Write out the records below word for word, please.

=====

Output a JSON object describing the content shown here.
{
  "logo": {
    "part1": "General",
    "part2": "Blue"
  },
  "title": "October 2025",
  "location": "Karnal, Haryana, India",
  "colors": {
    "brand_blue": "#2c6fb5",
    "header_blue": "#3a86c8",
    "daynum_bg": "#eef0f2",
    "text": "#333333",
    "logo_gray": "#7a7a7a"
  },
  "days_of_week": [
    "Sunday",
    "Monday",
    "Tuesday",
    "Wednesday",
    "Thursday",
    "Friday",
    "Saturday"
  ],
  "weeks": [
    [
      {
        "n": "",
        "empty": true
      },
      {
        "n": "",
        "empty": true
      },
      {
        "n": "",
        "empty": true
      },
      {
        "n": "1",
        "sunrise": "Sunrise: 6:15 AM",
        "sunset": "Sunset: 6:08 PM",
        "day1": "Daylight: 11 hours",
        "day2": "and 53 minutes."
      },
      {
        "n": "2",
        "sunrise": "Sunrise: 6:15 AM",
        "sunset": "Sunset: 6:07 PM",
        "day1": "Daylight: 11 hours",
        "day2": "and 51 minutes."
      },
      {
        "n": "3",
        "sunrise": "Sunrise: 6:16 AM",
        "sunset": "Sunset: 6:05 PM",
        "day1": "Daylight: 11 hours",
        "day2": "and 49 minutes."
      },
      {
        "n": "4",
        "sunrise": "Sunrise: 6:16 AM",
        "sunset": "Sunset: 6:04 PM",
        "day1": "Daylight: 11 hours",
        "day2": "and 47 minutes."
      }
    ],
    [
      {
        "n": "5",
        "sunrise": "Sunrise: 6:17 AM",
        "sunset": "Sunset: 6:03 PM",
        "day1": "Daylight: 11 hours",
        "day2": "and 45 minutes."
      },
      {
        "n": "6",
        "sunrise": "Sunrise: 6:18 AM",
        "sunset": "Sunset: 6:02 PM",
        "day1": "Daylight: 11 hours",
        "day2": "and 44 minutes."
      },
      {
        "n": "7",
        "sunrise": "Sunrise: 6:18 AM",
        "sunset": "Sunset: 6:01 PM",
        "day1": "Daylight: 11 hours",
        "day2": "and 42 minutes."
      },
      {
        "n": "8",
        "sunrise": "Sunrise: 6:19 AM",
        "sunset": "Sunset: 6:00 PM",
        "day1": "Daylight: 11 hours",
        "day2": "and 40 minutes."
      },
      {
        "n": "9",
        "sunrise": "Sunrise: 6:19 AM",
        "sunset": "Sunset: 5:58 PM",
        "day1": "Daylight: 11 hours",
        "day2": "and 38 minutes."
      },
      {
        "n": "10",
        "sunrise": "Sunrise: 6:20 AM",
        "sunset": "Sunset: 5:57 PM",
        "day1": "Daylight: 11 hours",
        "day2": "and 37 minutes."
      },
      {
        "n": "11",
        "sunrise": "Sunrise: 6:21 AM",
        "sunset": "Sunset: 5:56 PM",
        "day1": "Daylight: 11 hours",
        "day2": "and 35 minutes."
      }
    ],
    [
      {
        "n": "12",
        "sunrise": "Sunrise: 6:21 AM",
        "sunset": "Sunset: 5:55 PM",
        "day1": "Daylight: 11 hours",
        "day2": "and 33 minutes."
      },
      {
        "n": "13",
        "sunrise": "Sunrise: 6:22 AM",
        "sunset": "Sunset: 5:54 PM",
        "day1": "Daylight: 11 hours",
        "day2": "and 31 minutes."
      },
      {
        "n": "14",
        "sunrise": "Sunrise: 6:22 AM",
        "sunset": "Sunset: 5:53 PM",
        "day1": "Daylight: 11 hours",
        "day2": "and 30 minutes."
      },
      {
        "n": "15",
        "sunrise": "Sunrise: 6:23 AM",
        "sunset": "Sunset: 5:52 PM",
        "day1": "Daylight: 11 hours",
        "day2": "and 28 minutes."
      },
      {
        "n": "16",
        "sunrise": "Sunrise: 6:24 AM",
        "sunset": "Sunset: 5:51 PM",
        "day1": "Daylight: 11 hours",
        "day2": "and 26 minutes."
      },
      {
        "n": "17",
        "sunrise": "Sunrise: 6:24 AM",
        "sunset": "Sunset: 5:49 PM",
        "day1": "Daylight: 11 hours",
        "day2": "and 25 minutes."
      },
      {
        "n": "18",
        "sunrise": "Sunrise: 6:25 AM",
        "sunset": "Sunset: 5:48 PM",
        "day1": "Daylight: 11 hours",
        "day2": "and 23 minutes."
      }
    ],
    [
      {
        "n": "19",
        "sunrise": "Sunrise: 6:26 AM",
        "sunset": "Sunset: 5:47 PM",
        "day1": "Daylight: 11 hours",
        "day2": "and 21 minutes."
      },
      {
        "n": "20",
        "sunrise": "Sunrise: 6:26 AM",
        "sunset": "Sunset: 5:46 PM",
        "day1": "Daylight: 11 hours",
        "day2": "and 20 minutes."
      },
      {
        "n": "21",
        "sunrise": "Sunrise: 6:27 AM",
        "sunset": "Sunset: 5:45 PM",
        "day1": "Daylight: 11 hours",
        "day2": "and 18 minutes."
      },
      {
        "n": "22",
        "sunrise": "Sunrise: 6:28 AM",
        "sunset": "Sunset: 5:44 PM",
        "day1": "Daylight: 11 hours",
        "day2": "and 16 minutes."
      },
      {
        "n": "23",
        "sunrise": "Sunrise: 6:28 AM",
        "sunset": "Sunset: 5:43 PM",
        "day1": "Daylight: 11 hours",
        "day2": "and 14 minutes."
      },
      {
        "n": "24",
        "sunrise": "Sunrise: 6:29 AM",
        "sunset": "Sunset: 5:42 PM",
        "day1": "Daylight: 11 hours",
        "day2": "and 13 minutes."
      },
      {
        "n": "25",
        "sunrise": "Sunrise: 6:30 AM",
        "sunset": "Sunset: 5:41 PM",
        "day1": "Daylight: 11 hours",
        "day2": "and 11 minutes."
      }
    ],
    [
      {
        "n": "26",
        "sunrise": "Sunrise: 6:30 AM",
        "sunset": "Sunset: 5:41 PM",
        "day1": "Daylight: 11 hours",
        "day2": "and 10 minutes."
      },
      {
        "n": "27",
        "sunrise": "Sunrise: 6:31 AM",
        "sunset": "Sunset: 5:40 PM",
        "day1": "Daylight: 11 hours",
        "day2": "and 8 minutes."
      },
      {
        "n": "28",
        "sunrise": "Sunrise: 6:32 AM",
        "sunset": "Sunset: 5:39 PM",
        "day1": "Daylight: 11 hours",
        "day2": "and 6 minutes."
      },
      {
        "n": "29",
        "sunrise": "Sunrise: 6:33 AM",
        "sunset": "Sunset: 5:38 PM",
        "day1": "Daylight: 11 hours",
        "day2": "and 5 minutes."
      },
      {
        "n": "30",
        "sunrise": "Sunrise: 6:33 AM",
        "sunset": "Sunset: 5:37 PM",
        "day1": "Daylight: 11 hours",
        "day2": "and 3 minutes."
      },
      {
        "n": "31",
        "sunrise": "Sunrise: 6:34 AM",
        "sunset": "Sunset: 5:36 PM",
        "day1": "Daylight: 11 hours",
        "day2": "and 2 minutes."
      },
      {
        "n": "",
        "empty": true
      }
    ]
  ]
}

=====

■ Final result:
Output a JSON object describing the content shown here.
{
  "logo": {
    "part1": "General",
    "part2": "Blue"
  },
  "title": "October 2025",
  "location": "Karnal, Haryana, India",
  "colors": {
    "brand_blue": "#2c6fb5",
    "header_blue": "#3a86c8",
    "daynum_bg": "#eef0f2",
    "text": "#333333",
    "logo_gray": "#7a7a7a"
  },
  "days_of_week": [
    "Sunday",
    "Monday",
    "Tuesday",
    "Wednesday",
    "Thursday",
    "Friday",
    "Saturday"
  ],
  "weeks": [
    [
      {
        "n": "",
        "empty": true
      },
      {
        "n": "",
        "empty": true
      },
      {
        "n": "",
        "empty": true
      },
      {
        "n": "1",
        "sunrise": "Sunrise: 6:15 AM",
        "sunset": "Sunset: 6:08 PM",
        "day1": "Daylight: 11 hours",
        "day2": "and 53 minutes."
      },
      {
        "n": "2",
        "sunrise": "Sunrise: 6:15 AM",
        "sunset": "Sunset: 6:07 PM",
        "day1": "Daylight: 11 hours",
        "day2": "and 51 minutes."
      },
      {
        "n": "3",
        "sunrise": "Sunrise: 6:16 AM",
        "sunset": "Sunset: 6:05 PM",
        "day1": "Daylight: 11 hours",
        "day2": "and 49 minutes."
      },
      {
        "n": "4",
        "sunrise": "Sunrise: 6:16 AM",
        "sunset": "Sunset: 6:04 PM",
        "day1": "Daylight: 11 hours",
        "day2": "and 47 minutes."
      }
    ],
    [
      {
        "n": "5",
        "sunrise": "Sunrise: 6:17 AM",
        "sunset": "Sunset: 6:03 PM",
        "day1": "Daylight: 11 hours",
        "day2": "and 45 minutes."
      },
      {
        "n": "6",
        "sunrise": "Sunrise: 6:18 AM",
        "sunset": "Sunset: 6:02 PM",
        "day1": "Daylight: 11 hours",
        "day2": "and 44 minutes."
      },
      {
        "n": "7",
        "sunrise": "Sunrise: 6:18 AM",
        "sunset": "Sunset: 6:01 PM",
        "day1": "Daylight: 11 hours",
        "day2": "and 42 minutes."
      },
      {
        "n": "8",
        "sunrise": "Sunrise: 6:19 AM",
        "sunset": "Sunset: 6:00 PM",
        "day1": "Daylight: 11 hours",
        "day2": "and 40 minutes."
      },
      {
        "n": "9",
        "sunrise": "Sunrise: 6:19 AM",
        "sunset": "Sunset: 5:58 PM",
        "day1": "Daylight: 11 hours",
        "day2": "and 38 minutes."
      },
      {
        "n": "10",
        "sunrise": "Sunrise: 6:20 AM",
        "sunset": "Sunset: 5:57 PM",
        "day1": "Daylight: 11 hours",
        "day2": "and 37 minutes."
      },
      {
        "n": "11",
        "sunrise": "Sunrise: 6:21 AM",
        "sunset": "Sunset: 5:56 PM",
        "day1": "Daylight: 11 hours",
        "day2": "and 35 minutes."
      }
    ],
    [
      {
        "n": "12",
        "sunrise": "Sunrise: 6:21 AM",
        "sunset": "Sunset: 5:55 PM",
        "day1": "Daylight: 11 hours",
        "day2": "and 33 minutes."
      },
      {
        "n": "13",
        "sunrise": "Sunrise: 6:22 AM",
        "sunset": "Sunset: 5:54 PM",
        "day1": "Daylight: 11 hours",
        "day2": "and 31 minutes."
      },
      {
        "n": "14",
        "sunrise": "Sunrise: 6:22 AM",
        "sunset": "Sunset: 5:53 PM",
        "day1": "Daylight: 11 hours",
        "day2": "and 30 minutes."
      },
      {
        "n": "15",
        "sunrise": "Sunrise: 6:23 AM",
        "sunset": "Sunset: 5:52 PM",
        "day1": "Daylight: 11 hours",
        "day2": "and 28 minutes."
      },
      {
        "n": "16",
        "sunrise": "Sunrise: 6:24 AM",
        "sunset": "Sunset: 5:51 PM",
        "day1": "Daylight: 11 hours",
        "day2": "and 26 minutes."
      },
      {
        "n": "17",
        "sunrise": "Sunrise: 6:24 AM",
        "sunset": "Sunset: 5:49 PM",
        "day1": "Daylight: 11 hours",
        "day2": "and 25 minutes."
      },
      {
        "n": "18",
        "sunrise": "Sunrise: 6:25 AM",
        "sunset": "Sunset: 5:48 PM",
        "day1": "Daylight: 11 hours",
        "day2": "and 23 minutes."
      }
    ],
    [
      {
        "n": "19",
        "sunrise": "Sunrise: 6:26 AM",
        "sunset": "Sunset: 5:47 PM",
        "day1": "Daylight: 11 hours",
        "day2": "and 21 minutes."
      },
      {
        "n": "20",
        "sunrise": "Sunrise: 6:26 AM",
        "sunset": "Sunset: 5:46 PM",
        "day1": "Daylight: 11 hours",
        "day2": "and 20 minutes."
      },
      {
        "n": "21",
        "sunrise": "Sunrise: 6:27 AM",
        "sunset": "Sunset: 5:45 PM",
        "day1": "Daylight: 11 hours",
        "day2": "and 18 minutes."
      },
      {
        "n": "22",
        "sunrise": "Sunrise: 6:28 AM",
        "sunset": "Sunset: 5:44 PM",
        "day1": "Daylight: 11 hours",
        "day2": "and 16 minutes."
      },
      {
        "n": "23",
        "sunrise": "Sunrise: 6:28 AM",
        "sunset": "Sunset: 5:43 PM",
        "day1": "Daylight: 11 hours",
        "day2": "and 14 minutes."
      },
      {
        "n": "24",
        "sunrise": "Sunrise: 6:29 AM",
        "sunset": "Sunset: 5:42 PM",
        "day1": "Daylight: 11 hours",
        "day2": "and 13 minutes."
      },
      {
        "n": "25",
        "sunrise": "Sunrise: 6:30 AM",
        "sunset": "Sunset: 5:41 PM",
        "day1": "Daylight: 11 hours",
        "day2": "and 11 minutes."
      }
    ],
    [
      {
        "n": "26",
        "sunrise": "Sunrise: 6:30 AM",
        "sunset": "Sunset: 5:41 PM",
        "day1": "Daylight: 11 hours",
        "day2": "and 10 minutes."
      },
      {
        "n": "27",
        "sunrise": "Sunrise: 6:31 AM",
        "sunset": "Sunset: 5:40 PM",
        "day1": "Daylight: 11 hours",
        "day2": "and 8 minutes."
      },
      {
        "n": "28",
        "sunrise": "Sunrise: 6:32 AM",
        "sunset": "Sunset: 5:39 PM",
        "day1": "Daylight: 11 hours",
        "day2": "and 6 minutes."
      },
      {
        "n": "29",
        "sunrise": "Sunrise: 6:33 AM",
        "sunset": "Sunset: 5:38 PM",
        "day1": "Daylight: 11 hours",
        "day2": "and 5 minutes."
      },
      {
        "n": "30",
        "sunrise": "Sunrise: 6:33 AM",
        "sunset": "Sunset: 5:37 PM",
        "day1": "Daylight: 11 hours",
        "day2": "and 3 minutes."
      },
      {
        "n": "31",
        "sunrise": "Sunrise: 6:34 AM",
        "sunset": "Sunset: 5:36 PM",
        "day1": "Daylight: 11 hours",
        "day2": "and 2 minutes."
      },
      {
        "n": "",
        "empty": true
      }
    ]
  ]
}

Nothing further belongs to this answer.